■ **WHAT YOU HAVE TO DO**: Identify every line in the records below that contains the word "series", and reproduce each one.

Start of SUPPLIED ENTRIES

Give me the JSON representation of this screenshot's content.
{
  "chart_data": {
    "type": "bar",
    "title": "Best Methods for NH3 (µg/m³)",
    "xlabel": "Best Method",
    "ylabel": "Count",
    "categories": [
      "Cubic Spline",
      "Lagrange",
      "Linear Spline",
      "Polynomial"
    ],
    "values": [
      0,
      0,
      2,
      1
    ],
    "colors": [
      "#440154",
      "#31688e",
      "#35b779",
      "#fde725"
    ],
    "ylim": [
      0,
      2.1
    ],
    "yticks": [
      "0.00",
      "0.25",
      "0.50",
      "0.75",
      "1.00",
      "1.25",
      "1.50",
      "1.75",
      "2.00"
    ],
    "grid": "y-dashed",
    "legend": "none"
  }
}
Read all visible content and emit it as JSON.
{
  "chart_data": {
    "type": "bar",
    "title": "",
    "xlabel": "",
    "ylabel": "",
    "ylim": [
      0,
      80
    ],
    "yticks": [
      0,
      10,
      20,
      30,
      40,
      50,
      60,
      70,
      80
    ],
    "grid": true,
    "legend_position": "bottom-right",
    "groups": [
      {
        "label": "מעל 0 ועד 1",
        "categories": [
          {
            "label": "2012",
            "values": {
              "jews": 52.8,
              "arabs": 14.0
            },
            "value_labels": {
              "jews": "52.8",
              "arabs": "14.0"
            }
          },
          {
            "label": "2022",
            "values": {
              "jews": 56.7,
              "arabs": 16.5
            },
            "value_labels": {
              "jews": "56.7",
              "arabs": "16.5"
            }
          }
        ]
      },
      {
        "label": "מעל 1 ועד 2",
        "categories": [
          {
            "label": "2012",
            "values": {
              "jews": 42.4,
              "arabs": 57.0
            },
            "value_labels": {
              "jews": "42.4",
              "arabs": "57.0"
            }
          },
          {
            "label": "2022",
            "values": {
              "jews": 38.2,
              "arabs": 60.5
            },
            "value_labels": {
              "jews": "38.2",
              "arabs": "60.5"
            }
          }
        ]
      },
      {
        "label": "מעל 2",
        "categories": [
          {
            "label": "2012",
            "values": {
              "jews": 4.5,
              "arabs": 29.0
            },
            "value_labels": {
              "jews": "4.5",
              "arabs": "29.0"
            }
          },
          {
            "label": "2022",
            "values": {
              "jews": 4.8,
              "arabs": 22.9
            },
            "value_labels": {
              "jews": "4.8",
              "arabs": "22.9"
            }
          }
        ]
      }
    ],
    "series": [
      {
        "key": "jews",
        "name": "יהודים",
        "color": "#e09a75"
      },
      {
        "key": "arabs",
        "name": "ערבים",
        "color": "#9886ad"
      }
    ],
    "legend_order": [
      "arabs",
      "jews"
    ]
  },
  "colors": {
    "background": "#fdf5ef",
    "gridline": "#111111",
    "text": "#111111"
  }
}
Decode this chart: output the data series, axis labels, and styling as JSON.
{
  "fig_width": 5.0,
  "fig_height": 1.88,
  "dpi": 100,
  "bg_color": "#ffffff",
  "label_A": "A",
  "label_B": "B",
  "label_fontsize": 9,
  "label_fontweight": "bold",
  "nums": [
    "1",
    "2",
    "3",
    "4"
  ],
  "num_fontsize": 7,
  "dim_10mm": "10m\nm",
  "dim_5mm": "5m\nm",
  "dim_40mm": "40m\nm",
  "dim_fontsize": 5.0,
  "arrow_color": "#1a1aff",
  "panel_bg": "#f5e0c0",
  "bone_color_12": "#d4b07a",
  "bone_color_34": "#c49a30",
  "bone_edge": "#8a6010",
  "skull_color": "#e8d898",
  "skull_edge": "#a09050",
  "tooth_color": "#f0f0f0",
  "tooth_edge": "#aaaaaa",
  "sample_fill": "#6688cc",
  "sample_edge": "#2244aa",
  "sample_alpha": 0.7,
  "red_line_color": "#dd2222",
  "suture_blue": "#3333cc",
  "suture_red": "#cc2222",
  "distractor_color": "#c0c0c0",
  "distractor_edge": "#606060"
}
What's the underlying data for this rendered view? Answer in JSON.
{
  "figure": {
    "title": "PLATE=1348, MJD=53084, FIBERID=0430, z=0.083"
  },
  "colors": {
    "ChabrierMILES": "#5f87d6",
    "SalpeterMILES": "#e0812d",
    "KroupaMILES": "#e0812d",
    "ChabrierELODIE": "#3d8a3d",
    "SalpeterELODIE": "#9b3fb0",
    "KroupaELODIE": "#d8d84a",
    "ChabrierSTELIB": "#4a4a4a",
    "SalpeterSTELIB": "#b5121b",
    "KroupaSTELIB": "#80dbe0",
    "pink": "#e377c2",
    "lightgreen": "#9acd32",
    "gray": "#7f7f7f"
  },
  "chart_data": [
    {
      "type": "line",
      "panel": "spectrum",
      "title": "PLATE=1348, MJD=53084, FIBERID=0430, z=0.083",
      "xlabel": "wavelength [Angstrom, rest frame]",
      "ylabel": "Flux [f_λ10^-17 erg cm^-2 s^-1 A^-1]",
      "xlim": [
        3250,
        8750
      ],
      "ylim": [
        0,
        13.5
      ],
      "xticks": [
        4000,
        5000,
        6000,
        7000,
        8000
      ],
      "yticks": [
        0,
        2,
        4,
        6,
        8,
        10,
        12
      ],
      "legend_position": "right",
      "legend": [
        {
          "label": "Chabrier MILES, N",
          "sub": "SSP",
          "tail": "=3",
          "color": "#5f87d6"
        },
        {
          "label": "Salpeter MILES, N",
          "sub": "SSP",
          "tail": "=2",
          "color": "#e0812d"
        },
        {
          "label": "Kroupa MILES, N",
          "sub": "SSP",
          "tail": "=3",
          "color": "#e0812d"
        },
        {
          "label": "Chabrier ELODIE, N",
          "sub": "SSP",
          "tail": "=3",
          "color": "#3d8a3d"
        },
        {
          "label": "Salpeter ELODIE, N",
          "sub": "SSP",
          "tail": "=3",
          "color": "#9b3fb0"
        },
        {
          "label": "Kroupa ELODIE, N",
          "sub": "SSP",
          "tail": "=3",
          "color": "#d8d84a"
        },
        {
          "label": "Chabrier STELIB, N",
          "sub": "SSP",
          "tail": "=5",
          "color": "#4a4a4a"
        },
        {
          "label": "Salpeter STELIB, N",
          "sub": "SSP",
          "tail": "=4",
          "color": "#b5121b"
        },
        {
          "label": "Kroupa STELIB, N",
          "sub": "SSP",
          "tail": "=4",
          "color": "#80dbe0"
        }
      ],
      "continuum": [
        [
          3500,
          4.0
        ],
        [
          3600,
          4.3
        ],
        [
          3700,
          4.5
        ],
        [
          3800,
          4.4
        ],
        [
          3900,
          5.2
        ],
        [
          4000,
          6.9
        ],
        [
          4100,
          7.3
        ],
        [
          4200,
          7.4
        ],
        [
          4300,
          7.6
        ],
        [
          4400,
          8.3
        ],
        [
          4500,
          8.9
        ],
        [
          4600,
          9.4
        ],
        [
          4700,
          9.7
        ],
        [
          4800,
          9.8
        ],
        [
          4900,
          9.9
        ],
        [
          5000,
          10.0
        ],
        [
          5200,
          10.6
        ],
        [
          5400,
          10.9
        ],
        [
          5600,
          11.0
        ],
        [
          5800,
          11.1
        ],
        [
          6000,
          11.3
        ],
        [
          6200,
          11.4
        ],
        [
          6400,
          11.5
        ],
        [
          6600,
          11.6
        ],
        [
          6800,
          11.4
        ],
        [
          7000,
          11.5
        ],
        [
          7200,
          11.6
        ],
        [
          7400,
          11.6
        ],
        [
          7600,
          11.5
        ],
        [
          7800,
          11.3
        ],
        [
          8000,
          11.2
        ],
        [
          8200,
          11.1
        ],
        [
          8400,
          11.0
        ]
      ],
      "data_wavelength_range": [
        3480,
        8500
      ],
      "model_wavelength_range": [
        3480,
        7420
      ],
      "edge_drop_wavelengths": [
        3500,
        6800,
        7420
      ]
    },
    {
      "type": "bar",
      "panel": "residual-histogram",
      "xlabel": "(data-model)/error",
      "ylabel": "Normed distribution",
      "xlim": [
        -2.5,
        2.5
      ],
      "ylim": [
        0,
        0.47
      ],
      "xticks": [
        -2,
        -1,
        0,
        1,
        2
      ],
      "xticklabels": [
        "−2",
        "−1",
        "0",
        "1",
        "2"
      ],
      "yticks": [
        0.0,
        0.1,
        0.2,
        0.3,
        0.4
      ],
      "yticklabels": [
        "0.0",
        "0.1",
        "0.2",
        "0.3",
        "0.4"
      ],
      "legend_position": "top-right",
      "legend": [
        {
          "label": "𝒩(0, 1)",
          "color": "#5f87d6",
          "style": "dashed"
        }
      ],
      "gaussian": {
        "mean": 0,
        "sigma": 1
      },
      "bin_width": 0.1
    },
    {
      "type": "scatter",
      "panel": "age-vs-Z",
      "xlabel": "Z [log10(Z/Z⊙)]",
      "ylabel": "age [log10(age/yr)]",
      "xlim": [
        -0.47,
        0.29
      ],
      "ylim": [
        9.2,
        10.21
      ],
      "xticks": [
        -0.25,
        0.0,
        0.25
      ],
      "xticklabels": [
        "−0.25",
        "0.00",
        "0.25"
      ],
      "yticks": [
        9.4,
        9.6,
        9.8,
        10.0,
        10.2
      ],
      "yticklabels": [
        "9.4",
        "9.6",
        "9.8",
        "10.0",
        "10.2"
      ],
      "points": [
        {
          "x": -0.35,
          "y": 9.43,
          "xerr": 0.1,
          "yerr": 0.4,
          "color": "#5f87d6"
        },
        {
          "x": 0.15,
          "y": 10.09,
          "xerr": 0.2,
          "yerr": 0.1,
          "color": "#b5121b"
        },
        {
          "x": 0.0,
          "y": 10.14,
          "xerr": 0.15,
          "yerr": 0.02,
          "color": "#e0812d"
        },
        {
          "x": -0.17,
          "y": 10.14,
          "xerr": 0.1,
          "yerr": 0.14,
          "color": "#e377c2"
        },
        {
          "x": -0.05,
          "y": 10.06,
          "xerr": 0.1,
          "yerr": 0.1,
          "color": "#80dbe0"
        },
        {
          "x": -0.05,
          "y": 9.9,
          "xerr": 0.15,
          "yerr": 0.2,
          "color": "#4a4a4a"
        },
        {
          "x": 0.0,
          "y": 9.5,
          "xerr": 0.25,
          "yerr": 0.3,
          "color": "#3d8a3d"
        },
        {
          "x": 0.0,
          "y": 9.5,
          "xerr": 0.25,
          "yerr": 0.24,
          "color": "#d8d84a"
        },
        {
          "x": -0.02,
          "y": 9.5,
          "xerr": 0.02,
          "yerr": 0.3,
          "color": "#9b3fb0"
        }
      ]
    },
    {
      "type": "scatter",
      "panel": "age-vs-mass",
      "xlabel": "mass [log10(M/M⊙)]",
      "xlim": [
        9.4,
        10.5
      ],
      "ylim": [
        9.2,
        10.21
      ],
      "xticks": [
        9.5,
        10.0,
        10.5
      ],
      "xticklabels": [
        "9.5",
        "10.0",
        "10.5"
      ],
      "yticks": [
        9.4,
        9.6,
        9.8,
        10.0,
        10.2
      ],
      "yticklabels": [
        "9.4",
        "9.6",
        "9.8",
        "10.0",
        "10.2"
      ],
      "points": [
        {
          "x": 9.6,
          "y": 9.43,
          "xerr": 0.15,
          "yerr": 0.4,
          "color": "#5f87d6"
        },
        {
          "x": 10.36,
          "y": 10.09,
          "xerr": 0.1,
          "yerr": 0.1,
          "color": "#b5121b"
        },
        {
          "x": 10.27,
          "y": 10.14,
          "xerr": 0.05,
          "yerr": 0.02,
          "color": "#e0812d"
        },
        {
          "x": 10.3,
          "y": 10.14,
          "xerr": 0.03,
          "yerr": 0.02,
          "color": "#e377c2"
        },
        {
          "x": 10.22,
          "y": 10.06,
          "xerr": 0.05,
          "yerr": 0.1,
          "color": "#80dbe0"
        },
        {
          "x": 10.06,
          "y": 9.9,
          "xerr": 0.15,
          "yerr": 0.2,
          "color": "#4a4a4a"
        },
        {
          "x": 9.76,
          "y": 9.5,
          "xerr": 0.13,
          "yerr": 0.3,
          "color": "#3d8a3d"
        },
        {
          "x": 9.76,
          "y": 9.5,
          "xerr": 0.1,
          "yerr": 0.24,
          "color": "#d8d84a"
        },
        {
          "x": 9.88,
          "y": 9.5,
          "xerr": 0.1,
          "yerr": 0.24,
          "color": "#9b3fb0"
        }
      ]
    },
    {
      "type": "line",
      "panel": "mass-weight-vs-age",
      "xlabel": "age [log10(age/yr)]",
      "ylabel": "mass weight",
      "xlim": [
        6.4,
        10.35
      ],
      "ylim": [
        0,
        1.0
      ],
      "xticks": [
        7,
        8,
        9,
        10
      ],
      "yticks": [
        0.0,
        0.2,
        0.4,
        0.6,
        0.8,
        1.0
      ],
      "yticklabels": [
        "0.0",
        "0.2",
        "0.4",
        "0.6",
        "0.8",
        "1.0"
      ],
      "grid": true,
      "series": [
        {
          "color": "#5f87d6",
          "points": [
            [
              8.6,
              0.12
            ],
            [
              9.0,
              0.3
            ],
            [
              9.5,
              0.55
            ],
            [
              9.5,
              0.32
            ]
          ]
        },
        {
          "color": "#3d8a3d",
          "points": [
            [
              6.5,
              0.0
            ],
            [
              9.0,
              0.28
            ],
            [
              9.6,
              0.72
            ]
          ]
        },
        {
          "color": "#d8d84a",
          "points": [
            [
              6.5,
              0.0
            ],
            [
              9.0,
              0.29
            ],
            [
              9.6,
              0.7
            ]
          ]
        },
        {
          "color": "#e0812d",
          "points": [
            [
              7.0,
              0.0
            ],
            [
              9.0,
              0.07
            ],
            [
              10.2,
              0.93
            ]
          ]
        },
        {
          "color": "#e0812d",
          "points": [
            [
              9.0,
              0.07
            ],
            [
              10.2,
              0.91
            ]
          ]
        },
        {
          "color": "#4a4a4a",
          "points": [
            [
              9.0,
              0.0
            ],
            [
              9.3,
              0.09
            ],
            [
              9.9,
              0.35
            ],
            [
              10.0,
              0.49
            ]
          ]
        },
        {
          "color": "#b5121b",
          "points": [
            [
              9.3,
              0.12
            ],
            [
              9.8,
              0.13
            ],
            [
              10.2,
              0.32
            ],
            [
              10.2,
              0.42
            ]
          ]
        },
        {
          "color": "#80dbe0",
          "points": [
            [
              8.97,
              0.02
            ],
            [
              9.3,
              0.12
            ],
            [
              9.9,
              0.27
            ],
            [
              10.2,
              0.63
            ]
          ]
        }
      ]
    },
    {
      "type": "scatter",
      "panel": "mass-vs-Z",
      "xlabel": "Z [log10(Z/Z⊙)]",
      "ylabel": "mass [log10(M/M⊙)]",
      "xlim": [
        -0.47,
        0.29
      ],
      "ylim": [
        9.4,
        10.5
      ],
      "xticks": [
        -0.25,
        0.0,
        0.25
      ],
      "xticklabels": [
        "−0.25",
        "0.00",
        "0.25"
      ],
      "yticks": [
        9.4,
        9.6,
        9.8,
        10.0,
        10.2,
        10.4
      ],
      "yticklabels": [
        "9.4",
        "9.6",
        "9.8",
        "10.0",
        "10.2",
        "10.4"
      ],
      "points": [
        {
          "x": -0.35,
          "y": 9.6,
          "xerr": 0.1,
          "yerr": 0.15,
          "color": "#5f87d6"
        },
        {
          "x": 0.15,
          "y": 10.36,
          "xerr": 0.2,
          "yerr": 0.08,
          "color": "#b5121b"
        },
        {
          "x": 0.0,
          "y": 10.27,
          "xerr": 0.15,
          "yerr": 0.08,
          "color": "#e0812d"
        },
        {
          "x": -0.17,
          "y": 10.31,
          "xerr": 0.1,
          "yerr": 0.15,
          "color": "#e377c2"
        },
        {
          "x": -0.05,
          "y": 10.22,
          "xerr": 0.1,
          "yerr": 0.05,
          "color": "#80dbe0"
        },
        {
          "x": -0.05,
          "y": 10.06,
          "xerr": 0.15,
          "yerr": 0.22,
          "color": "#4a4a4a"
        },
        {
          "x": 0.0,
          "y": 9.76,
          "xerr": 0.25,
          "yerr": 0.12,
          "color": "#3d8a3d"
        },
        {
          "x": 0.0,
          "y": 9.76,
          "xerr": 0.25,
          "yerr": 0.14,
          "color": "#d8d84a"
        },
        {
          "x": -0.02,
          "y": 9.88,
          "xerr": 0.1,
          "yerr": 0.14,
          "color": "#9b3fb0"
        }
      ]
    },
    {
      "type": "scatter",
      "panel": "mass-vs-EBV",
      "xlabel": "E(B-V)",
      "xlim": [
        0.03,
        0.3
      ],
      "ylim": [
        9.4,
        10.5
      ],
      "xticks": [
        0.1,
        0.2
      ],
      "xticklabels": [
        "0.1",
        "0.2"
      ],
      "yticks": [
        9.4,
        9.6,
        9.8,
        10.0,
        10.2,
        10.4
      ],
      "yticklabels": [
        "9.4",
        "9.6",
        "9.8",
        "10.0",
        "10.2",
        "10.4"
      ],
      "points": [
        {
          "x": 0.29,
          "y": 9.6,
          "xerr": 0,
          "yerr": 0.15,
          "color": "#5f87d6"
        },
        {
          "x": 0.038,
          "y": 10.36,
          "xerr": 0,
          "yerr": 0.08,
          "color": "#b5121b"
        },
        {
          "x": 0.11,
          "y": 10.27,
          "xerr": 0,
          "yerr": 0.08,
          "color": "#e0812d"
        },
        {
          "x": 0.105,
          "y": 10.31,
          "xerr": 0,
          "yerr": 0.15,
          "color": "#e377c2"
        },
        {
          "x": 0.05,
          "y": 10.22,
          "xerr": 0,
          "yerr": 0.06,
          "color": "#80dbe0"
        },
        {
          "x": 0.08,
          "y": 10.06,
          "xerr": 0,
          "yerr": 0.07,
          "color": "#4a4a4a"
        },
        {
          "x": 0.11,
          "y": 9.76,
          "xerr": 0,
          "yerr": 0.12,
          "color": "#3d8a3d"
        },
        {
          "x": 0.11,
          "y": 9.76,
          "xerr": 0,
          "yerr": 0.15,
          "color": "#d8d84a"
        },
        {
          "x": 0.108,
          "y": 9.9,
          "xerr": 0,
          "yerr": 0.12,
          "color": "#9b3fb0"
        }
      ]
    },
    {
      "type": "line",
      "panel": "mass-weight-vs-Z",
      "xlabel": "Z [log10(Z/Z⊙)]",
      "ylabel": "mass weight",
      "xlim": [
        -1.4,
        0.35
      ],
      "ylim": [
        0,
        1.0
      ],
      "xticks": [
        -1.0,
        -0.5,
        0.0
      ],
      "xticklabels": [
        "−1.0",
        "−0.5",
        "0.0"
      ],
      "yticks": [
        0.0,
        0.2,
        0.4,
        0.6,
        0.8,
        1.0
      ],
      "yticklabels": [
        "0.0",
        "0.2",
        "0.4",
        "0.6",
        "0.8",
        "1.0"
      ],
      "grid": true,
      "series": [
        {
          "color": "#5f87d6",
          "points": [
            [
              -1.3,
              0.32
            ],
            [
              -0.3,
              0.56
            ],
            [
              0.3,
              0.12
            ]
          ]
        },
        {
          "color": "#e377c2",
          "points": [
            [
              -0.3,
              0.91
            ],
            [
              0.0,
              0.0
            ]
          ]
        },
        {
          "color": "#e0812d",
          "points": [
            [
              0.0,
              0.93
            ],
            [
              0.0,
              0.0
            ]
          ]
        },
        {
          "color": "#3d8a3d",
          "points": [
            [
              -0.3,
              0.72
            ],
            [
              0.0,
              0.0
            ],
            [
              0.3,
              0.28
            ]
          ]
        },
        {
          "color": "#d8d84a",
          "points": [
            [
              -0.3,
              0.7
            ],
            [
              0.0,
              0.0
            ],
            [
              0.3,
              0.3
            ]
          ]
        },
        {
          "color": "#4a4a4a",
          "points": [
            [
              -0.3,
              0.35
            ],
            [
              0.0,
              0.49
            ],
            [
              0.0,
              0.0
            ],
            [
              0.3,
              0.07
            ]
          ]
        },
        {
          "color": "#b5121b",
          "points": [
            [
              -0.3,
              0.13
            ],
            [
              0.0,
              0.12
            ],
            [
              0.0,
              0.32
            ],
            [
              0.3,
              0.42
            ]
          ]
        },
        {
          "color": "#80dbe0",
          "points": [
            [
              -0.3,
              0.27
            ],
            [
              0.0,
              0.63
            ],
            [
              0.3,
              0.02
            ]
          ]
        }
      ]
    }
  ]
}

End of SUPPLIED ENTRIES

■ **RESULT OF THE TASK**:
    "series": [
Decode this chart: output the data series, axis labels, and styling as JSON.
      "series": [
      "series": [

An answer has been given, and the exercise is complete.